- _REQUIRED TASK_
Please list each line below that contains the string "icon".

- _Element box records_
..............................
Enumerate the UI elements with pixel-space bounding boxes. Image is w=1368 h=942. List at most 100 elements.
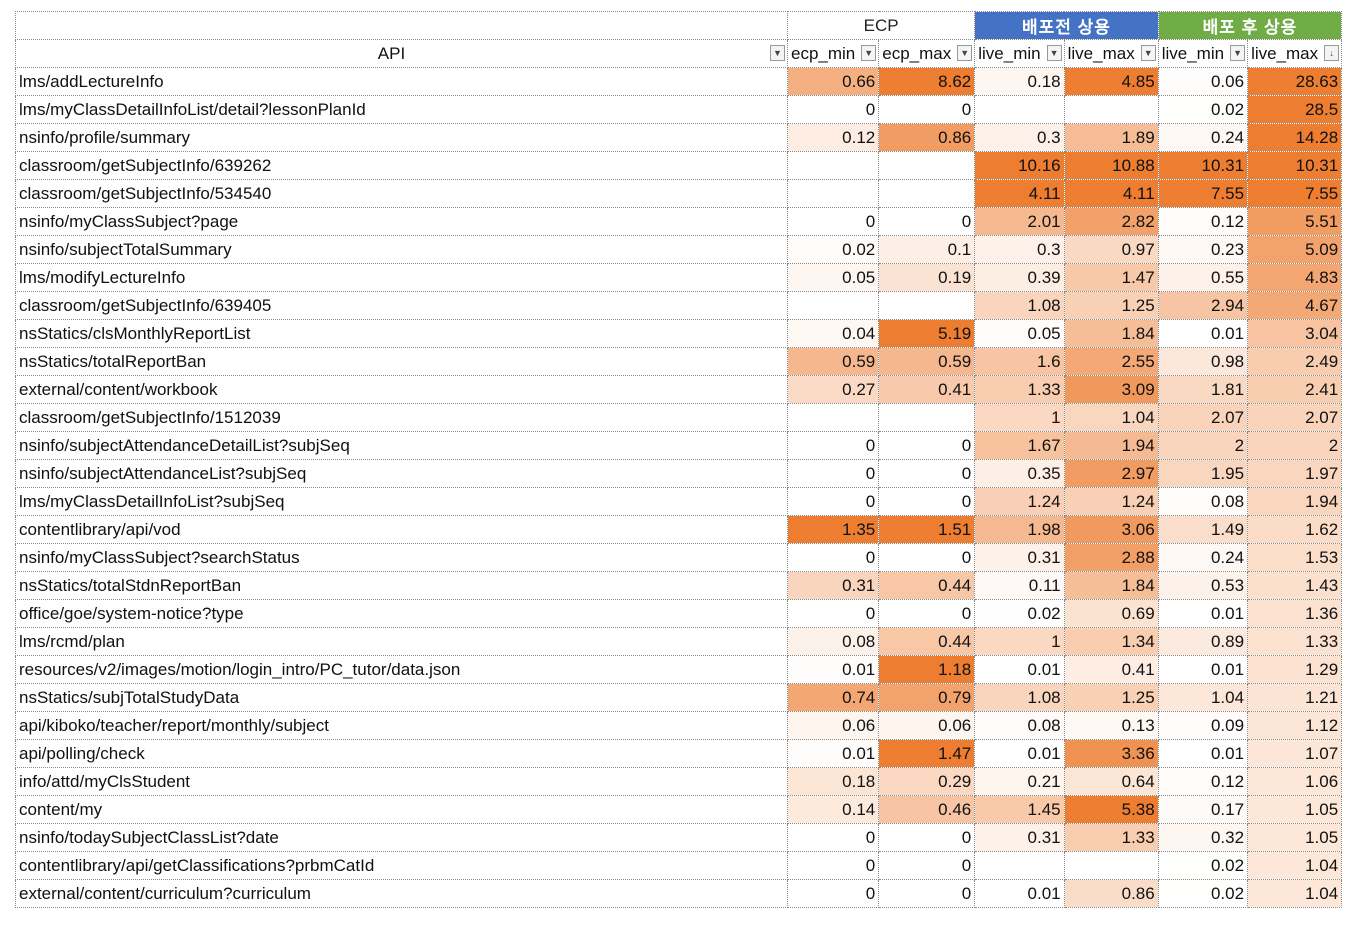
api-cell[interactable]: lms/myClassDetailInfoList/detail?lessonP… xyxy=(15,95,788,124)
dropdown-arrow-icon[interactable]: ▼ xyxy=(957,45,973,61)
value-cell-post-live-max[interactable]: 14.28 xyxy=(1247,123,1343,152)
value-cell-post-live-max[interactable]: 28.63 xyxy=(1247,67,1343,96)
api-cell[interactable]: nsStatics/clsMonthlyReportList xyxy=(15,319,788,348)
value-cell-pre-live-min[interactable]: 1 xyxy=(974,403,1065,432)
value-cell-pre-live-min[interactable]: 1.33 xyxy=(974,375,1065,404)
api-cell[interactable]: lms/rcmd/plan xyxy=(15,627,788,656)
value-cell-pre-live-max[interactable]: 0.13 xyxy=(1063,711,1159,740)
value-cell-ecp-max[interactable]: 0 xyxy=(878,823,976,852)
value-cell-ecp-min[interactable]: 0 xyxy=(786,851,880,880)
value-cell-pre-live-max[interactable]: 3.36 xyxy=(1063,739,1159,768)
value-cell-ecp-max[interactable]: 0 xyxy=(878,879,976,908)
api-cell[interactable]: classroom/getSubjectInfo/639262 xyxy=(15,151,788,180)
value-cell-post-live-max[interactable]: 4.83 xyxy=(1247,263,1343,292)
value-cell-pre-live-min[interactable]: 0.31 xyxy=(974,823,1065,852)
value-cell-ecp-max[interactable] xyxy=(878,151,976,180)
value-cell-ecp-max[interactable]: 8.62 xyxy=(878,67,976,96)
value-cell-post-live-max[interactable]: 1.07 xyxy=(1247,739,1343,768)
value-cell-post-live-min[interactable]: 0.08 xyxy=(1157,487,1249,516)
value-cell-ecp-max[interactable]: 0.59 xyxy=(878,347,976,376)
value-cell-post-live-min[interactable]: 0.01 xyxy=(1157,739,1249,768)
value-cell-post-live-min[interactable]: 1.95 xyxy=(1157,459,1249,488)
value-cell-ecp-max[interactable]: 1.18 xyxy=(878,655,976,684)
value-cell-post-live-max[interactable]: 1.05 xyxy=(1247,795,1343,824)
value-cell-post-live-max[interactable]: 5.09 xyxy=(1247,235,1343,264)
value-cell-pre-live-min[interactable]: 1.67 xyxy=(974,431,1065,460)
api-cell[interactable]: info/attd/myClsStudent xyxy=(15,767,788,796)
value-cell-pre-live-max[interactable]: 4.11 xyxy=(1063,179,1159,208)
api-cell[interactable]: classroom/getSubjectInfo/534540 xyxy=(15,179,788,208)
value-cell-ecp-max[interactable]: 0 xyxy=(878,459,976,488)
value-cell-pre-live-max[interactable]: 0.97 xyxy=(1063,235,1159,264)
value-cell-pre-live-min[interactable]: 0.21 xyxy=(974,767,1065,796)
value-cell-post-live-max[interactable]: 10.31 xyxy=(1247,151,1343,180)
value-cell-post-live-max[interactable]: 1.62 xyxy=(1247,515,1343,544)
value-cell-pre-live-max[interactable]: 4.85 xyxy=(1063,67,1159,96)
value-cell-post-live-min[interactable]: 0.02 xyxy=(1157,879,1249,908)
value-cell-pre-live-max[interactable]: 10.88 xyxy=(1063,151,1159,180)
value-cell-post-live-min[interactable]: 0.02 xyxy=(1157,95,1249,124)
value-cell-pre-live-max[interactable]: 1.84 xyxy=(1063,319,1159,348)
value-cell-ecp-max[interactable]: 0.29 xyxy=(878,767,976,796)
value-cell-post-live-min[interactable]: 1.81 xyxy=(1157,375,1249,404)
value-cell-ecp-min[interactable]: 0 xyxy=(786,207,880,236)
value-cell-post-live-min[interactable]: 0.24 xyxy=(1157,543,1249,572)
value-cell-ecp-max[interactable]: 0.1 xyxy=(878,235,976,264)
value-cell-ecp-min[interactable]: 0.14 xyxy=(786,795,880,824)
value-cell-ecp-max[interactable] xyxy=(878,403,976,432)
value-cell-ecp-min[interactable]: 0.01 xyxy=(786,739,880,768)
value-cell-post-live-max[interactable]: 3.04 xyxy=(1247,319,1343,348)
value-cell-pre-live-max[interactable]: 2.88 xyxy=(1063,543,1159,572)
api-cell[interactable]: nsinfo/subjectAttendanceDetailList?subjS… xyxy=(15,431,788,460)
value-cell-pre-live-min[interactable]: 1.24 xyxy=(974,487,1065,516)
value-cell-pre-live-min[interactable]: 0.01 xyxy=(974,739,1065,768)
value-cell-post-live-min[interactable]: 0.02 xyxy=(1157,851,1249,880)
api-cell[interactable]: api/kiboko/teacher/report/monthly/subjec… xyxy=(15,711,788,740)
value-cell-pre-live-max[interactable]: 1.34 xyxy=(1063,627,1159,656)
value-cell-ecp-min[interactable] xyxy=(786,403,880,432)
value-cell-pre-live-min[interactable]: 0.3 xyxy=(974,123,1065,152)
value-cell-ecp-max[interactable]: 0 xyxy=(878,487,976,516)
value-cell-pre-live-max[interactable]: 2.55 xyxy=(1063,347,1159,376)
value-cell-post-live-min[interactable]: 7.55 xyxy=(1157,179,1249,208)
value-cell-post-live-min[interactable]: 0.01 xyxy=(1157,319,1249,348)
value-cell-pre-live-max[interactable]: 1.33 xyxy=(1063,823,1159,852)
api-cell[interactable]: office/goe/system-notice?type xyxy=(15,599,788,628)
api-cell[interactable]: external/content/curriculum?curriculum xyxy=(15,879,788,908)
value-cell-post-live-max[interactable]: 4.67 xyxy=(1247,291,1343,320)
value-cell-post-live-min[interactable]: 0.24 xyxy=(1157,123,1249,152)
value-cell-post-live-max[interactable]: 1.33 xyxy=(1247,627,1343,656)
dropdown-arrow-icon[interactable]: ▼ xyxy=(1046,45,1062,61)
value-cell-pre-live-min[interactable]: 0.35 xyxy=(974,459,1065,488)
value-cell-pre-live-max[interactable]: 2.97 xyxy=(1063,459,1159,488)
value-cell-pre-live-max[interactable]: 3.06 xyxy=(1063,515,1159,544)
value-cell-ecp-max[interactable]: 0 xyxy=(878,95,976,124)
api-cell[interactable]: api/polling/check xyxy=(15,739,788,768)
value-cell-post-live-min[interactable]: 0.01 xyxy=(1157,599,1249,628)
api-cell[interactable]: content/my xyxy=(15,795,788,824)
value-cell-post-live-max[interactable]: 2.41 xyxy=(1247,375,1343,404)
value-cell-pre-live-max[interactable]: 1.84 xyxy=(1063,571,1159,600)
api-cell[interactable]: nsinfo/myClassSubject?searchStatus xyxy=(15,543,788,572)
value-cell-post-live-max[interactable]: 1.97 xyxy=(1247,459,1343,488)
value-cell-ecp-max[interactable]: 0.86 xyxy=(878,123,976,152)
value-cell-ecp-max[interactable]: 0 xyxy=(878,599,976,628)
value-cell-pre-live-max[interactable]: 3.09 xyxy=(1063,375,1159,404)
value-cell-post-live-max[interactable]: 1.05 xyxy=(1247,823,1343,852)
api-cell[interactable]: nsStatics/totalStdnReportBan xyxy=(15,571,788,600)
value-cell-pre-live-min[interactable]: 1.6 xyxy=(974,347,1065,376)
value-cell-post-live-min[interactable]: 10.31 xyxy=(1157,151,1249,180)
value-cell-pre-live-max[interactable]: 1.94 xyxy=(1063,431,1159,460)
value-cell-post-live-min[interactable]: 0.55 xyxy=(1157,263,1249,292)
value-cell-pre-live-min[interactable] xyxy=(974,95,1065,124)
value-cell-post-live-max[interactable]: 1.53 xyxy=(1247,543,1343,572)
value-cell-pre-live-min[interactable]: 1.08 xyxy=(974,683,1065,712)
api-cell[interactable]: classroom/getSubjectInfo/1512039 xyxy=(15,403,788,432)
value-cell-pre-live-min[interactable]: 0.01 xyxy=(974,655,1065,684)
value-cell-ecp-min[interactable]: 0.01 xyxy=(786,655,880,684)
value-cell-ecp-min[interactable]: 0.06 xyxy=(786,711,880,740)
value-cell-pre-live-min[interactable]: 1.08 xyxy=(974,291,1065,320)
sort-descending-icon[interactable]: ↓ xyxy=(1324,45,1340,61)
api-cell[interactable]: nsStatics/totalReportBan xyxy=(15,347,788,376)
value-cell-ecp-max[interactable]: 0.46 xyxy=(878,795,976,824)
..............................
- _SOLVED EXERCISE_
dropdown-arrow-icon[interactable]: ▼ xyxy=(957,45,973,61)
dropdown-arrow-icon[interactable]: ▼ xyxy=(1046,45,1062,61)
sort-descending-icon[interactable]: ↓ xyxy=(1324,45,1340,61)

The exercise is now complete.